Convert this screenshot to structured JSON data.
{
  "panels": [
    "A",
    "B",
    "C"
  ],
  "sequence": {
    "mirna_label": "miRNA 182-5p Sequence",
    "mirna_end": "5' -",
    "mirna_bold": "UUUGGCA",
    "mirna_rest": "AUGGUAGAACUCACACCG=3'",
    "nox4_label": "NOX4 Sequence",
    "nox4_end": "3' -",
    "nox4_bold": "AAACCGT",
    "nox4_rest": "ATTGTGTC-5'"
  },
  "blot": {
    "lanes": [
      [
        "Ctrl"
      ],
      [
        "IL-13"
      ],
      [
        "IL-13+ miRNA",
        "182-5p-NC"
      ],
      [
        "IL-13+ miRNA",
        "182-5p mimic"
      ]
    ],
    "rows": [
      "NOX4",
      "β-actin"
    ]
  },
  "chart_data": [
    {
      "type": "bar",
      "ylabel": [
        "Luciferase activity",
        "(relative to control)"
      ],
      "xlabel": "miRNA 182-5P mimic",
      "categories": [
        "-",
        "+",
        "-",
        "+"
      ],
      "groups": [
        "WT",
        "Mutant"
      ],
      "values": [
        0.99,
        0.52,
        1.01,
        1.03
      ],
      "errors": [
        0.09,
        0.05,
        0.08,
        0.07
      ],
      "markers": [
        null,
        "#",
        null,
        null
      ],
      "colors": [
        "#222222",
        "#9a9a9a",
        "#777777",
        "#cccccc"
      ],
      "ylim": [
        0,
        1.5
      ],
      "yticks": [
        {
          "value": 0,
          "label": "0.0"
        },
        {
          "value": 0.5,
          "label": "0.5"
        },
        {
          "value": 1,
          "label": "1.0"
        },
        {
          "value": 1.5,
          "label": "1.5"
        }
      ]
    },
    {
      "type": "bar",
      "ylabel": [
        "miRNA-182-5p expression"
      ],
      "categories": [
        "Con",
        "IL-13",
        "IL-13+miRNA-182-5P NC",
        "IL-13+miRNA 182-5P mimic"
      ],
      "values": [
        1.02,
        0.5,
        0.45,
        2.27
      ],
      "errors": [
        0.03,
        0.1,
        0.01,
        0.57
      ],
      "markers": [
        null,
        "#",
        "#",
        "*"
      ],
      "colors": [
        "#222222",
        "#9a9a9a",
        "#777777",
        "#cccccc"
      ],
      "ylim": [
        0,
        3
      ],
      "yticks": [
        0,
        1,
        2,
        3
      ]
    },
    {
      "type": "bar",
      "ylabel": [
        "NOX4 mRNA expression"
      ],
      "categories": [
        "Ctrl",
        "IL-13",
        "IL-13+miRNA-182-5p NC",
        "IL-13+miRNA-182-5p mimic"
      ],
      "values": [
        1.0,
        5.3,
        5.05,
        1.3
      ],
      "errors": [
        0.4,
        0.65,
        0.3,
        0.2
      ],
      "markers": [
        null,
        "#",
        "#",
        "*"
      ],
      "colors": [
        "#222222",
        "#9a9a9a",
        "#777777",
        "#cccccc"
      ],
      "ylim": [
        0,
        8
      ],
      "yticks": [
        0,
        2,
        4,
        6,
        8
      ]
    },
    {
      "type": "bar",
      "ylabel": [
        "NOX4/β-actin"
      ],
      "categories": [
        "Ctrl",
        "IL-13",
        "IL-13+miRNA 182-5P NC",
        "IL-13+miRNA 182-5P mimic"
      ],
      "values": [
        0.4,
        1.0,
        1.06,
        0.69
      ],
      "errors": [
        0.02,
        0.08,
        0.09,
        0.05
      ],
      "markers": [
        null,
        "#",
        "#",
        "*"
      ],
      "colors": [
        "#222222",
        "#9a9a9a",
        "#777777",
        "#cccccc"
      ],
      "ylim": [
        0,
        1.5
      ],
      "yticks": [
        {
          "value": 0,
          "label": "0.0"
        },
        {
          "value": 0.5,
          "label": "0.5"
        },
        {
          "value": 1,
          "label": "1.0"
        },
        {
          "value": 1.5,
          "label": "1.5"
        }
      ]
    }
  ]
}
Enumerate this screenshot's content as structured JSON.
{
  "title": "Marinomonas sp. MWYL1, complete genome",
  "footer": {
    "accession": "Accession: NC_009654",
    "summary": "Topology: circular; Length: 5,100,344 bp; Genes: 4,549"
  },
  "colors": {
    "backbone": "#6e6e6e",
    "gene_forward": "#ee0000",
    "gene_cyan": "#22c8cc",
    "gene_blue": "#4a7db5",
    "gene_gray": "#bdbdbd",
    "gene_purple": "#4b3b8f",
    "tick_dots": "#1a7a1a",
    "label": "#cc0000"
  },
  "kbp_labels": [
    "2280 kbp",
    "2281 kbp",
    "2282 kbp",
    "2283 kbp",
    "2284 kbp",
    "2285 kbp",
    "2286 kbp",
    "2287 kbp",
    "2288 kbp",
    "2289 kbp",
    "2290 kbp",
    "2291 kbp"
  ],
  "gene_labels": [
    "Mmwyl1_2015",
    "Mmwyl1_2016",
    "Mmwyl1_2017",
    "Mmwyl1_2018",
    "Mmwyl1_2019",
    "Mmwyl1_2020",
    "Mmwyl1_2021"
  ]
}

## What this task involves
All the records above must be transcribed without a single change to any word.

## Answer space
Convert this screenshot to structured JSON data.
{
  "panels": [
    "A",
    "B",
    "C"
  ],
  "sequence": {
    "mirna_label": "miRNA 182-5p Sequence",
    "mirna_end": "5' -",
    "mirna_bold": "UUUGGCA",
    "mirna_rest": "AUGGUAGAACUCACACCG=3'",
    "nox4_label": "NOX4 Sequence",
    "nox4_end": "3' -",
    "nox4_bold": "AAACCGT",
    "nox4_rest": "ATTGTGTC-5'"
  },
  "blot": {
    "lanes": [
      [
        "Ctrl"
      ],
      [
        "IL-13"
      ],
      [
        "IL-13+ miRNA",
        "182-5p-NC"
      ],
      [
        "IL-13+ miRNA",
        "182-5p mimic"
      ]
    ],
    "rows": [
      "NOX4",
      "β-actin"
    ]
  },
  "chart_data": [
    {
      "type": "bar",
      "ylabel": [
        "Luciferase activity",
        "(relative to control)"
      ],
      "xlabel": "miRNA 182-5P mimic",
      "categories": [
        "-",
        "+",
        "-",
        "+"
      ],
      "groups": [
        "WT",
        "Mutant"
      ],
      "values": [
        0.99,
        0.52,
        1.01,
        1.03
      ],
      "errors": [
        0.09,
        0.05,
        0.08,
        0.07
      ],
      "markers": [
        null,
        "#",
        null,
        null
      ],
      "colors": [
        "#222222",
        "#9a9a9a",
        "#777777",
        "#cccccc"
      ],
      "ylim": [
        0,
        1.5
      ],
      "yticks": [
        {
          "value": 0,
          "label": "0.0"
        },
        {
          "value": 0.5,
          "label": "0.5"
        },
        {
          "value": 1,
          "label": "1.0"
        },
        {
          "value": 1.5,
          "label": "1.5"
        }
      ]
    },
    {
      "type": "bar",
      "ylabel": [
        "miRNA-182-5p expression"
      ],
      "categories": [
        "Con",
        "IL-13",
        "IL-13+miRNA-182-5P NC",
        "IL-13+miRNA 182-5P mimic"
      ],
      "values": [
        1.02,
        0.5,
        0.45,
        2.27
      ],
      "errors": [
        0.03,
        0.1,
        0.01,
        0.57
      ],
      "markers": [
        null,
        "#",
        "#",
        "*"
      ],
      "colors": [
        "#222222",
        "#9a9a9a",
        "#777777",
        "#cccccc"
      ],
      "ylim": [
        0,
        3
      ],
      "yticks": [
        0,
        1,
        2,
        3
      ]
    },
    {
      "type": "bar",
      "ylabel": [
        "NOX4 mRNA expression"
      ],
      "categories": [
        "Ctrl",
        "IL-13",
        "IL-13+miRNA-182-5p NC",
        "IL-13+miRNA-182-5p mimic"
      ],
      "values": [
        1.0,
        5.3,
        5.05,
        1.3
      ],
      "errors": [
        0.4,
        0.65,
        0.3,
        0.2
      ],
      "markers": [
        null,
        "#",
        "#",
        "*"
      ],
      "colors": [
        "#222222",
        "#9a9a9a",
        "#777777",
        "#cccccc"
      ],
      "ylim": [
        0,
        8
      ],
      "yticks": [
        0,
        2,
        4,
        6,
        8
      ]
    },
    {
      "type": "bar",
      "ylabel": [
        "NOX4/β-actin"
      ],
      "categories": [
        "Ctrl",
        "IL-13",
        "IL-13+miRNA 182-5P NC",
        "IL-13+miRNA 182-5P mimic"
      ],
      "values": [
        0.4,
        1.0,
        1.06,
        0.69
      ],
      "errors": [
        0.02,
        0.08,
        0.09,
        0.05
      ],
      "markers": [
        null,
        "#",
        "#",
        "*"
      ],
      "colors": [
        "#222222",
        "#9a9a9a",
        "#777777",
        "#cccccc"
      ],
      "ylim": [
        0,
        1.5
      ],
      "yticks": [
        {
          "value": 0,
          "label": "0.0"
        },
        {
          "value": 0.5,
          "label": "0.5"
        },
        {
          "value": 1,
          "label": "1.0"
        },
        {
          "value": 1.5,
          "label": "1.5"
        }
      ]
    }
  ]
}
Enumerate this screenshot's content as structured JSON.
{
  "title": "Marinomonas sp. MWYL1, complete genome",
  "footer": {
    "accession": "Accession: NC_009654",
    "summary": "Topology: circular; Length: 5,100,344 bp; Genes: 4,549"
  },
  "colors": {
    "backbone": "#6e6e6e",
    "gene_forward": "#ee0000",
    "gene_cyan": "#22c8cc",
    "gene_blue": "#4a7db5",
    "gene_gray": "#bdbdbd",
    "gene_purple": "#4b3b8f",
    "tick_dots": "#1a7a1a",
    "label": "#cc0000"
  },
  "kbp_labels": [
    "2280 kbp",
    "2281 kbp",
    "2282 kbp",
    "2283 kbp",
    "2284 kbp",
    "2285 kbp",
    "2286 kbp",
    "2287 kbp",
    "2288 kbp",
    "2289 kbp",
    "2290 kbp",
    "2291 kbp"
  ],
  "gene_labels": [
    "Mmwyl1_2015",
    "Mmwyl1_2016",
    "Mmwyl1_2017",
    "Mmwyl1_2018",
    "Mmwyl1_2019",
    "Mmwyl1_2020",
    "Mmwyl1_2021"
  ]
}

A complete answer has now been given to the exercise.